[TASK DIRECTIONS]:
Reproduce the entries in full, with no changes.

[TASK MATERIAL]:
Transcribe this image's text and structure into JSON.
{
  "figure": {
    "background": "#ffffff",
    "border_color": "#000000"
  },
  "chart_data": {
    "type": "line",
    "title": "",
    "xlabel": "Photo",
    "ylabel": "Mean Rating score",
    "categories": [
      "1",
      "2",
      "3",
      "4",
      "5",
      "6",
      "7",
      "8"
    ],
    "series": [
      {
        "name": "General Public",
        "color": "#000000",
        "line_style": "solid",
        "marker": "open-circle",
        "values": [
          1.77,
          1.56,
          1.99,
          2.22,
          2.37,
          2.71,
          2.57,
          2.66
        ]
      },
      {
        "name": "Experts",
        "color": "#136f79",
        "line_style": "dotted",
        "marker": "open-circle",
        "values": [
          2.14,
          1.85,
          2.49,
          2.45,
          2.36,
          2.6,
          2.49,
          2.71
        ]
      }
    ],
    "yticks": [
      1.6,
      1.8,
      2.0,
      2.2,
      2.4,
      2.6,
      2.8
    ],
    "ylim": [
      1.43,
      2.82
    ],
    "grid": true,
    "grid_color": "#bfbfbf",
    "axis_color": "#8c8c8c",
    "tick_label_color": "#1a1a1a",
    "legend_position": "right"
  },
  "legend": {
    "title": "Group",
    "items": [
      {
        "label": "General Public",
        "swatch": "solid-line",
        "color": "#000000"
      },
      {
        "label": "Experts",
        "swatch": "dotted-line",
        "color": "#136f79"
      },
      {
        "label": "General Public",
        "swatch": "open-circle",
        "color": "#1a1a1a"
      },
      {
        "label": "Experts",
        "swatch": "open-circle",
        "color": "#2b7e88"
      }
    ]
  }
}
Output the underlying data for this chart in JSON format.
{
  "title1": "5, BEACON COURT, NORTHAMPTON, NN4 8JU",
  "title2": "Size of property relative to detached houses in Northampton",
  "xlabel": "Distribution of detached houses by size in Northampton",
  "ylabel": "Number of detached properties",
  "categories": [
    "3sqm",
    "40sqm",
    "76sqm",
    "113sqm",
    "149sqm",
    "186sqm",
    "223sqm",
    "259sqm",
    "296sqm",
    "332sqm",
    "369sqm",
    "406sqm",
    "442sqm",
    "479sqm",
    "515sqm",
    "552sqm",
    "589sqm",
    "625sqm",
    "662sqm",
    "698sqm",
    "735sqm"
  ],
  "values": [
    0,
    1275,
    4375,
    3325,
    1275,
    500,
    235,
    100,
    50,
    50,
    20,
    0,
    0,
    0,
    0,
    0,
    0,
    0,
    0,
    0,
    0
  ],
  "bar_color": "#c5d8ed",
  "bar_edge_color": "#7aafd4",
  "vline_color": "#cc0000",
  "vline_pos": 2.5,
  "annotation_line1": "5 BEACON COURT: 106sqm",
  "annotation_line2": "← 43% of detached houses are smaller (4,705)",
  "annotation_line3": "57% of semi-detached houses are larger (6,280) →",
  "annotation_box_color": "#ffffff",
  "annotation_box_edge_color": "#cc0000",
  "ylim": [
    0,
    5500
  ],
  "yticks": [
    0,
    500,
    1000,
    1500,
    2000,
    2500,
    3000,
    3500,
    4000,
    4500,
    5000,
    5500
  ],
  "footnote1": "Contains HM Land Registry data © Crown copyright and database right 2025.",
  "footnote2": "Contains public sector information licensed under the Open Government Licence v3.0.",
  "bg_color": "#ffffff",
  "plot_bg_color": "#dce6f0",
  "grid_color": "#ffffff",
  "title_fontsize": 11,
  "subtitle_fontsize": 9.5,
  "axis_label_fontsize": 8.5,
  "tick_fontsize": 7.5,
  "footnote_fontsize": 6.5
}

[SOLUTION BELOW]:
Transcribe this image's text and structure into JSON.
{
  "figure": {
    "background": "#ffffff",
    "border_color": "#000000"
  },
  "chart_data": {
    "type": "line",
    "title": "",
    "xlabel": "Photo",
    "ylabel": "Mean Rating score",
    "categories": [
      "1",
      "2",
      "3",
      "4",
      "5",
      "6",
      "7",
      "8"
    ],
    "series": [
      {
        "name": "General Public",
        "color": "#000000",
        "line_style": "solid",
        "marker": "open-circle",
        "values": [
          1.77,
          1.56,
          1.99,
          2.22,
          2.37,
          2.71,
          2.57,
          2.66
        ]
      },
      {
        "name": "Experts",
        "color": "#136f79",
        "line_style": "dotted",
        "marker": "open-circle",
        "values": [
          2.14,
          1.85,
          2.49,
          2.45,
          2.36,
          2.6,
          2.49,
          2.71
        ]
      }
    ],
    "yticks": [
      1.6,
      1.8,
      2.0,
      2.2,
      2.4,
      2.6,
      2.8
    ],
    "ylim": [
      1.43,
      2.82
    ],
    "grid": true,
    "grid_color": "#bfbfbf",
    "axis_color": "#8c8c8c",
    "tick_label_color": "#1a1a1a",
    "legend_position": "right"
  },
  "legend": {
    "title": "Group",
    "items": [
      {
        "label": "General Public",
        "swatch": "solid-line",
        "color": "#000000"
      },
      {
        "label": "Experts",
        "swatch": "dotted-line",
        "color": "#136f79"
      },
      {
        "label": "General Public",
        "swatch": "open-circle",
        "color": "#1a1a1a"
      },
      {
        "label": "Experts",
        "swatch": "open-circle",
        "color": "#2b7e88"
      }
    ]
  }
}
Output the underlying data for this chart in JSON format.
{
  "title1": "5, BEACON COURT, NORTHAMPTON, NN4 8JU",
  "title2": "Size of property relative to detached houses in Northampton",
  "xlabel": "Distribution of detached houses by size in Northampton",
  "ylabel": "Number of detached properties",
  "categories": [
    "3sqm",
    "40sqm",
    "76sqm",
    "113sqm",
    "149sqm",
    "186sqm",
    "223sqm",
    "259sqm",
    "296sqm",
    "332sqm",
    "369sqm",
    "406sqm",
    "442sqm",
    "479sqm",
    "515sqm",
    "552sqm",
    "589sqm",
    "625sqm",
    "662sqm",
    "698sqm",
    "735sqm"
  ],
  "values": [
    0,
    1275,
    4375,
    3325,
    1275,
    500,
    235,
    100,
    50,
    50,
    20,
    0,
    0,
    0,
    0,
    0,
    0,
    0,
    0,
    0,
    0
  ],
  "bar_color": "#c5d8ed",
  "bar_edge_color": "#7aafd4",
  "vline_color": "#cc0000",
  "vline_pos": 2.5,
  "annotation_line1": "5 BEACON COURT: 106sqm",
  "annotation_line2": "← 43% of detached houses are smaller (4,705)",
  "annotation_line3": "57% of semi-detached houses are larger (6,280) →",
  "annotation_box_color": "#ffffff",
  "annotation_box_edge_color": "#cc0000",
  "ylim": [
    0,
    5500
  ],
  "yticks": [
    0,
    500,
    1000,
    1500,
    2000,
    2500,
    3000,
    3500,
    4000,
    4500,
    5000,
    5500
  ],
  "footnote1": "Contains HM Land Registry data © Crown copyright and database right 2025.",
  "footnote2": "Contains public sector information licensed under the Open Government Licence v3.0.",
  "bg_color": "#ffffff",
  "plot_bg_color": "#dce6f0",
  "grid_color": "#ffffff",
  "title_fontsize": 11,
  "subtitle_fontsize": 9.5,
  "axis_label_fontsize": 8.5,
  "tick_fontsize": 7.5,
  "footnote_fontsize": 6.5
}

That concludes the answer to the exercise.